> _Bounding box prediction data_:
┌────────

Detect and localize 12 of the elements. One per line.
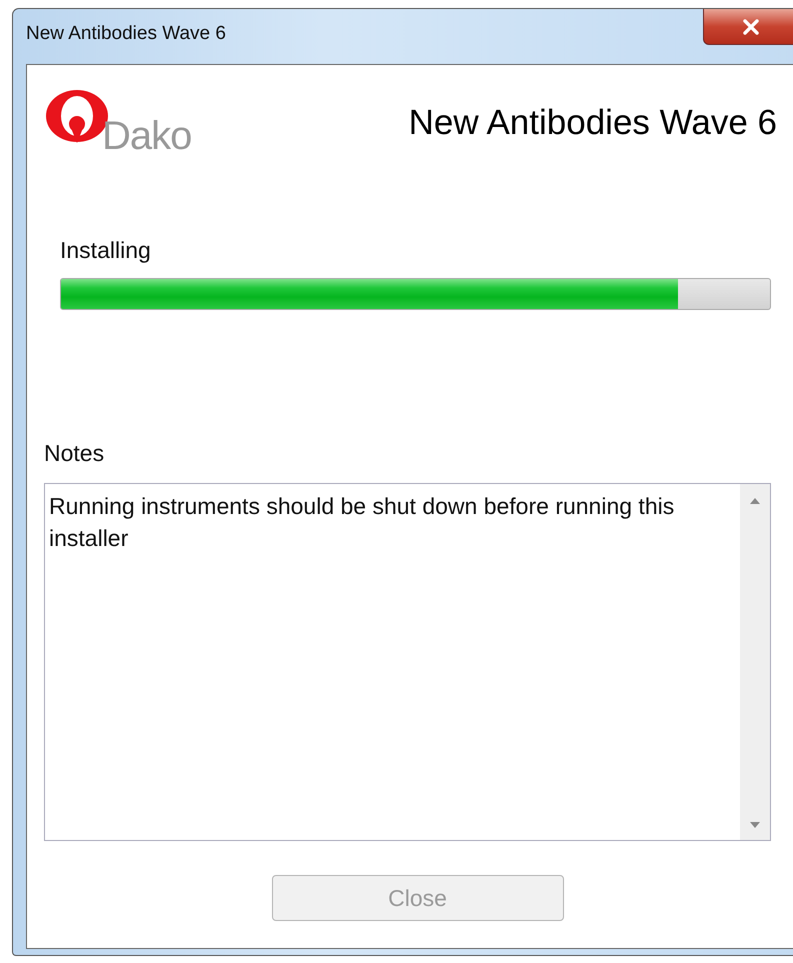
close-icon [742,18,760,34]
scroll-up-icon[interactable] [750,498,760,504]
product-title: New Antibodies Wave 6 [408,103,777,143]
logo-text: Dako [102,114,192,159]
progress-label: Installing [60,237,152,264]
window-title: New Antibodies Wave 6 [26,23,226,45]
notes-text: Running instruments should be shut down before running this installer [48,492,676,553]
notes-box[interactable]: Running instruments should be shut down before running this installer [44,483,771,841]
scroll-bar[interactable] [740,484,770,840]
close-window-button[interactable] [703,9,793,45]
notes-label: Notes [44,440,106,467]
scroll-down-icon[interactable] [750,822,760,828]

└────────

> _Work to complete_: Copy out all the data above exactly, pictures excluded.

> _Your solution_:
Detect and localize 12 of the elements. One per line.
close-icon [742,18,760,34]
scroll-up-icon[interactable] [750,498,760,504]
product-title: New Antibodies Wave 6 [408,103,777,143]
logo-text: Dako [102,114,192,159]
progress-label: Installing [60,237,152,264]
window-title: New Antibodies Wave 6 [26,23,226,45]
notes-text: Running instruments should be shut down before running this installer [48,492,676,553]
notes-box[interactable]: Running instruments should be shut down before running this installer [44,483,771,841]
scroll-bar[interactable] [740,484,770,840]
close-window-button[interactable] [703,9,793,45]
notes-label: Notes [44,440,106,467]
scroll-down-icon[interactable] [750,822,760,828]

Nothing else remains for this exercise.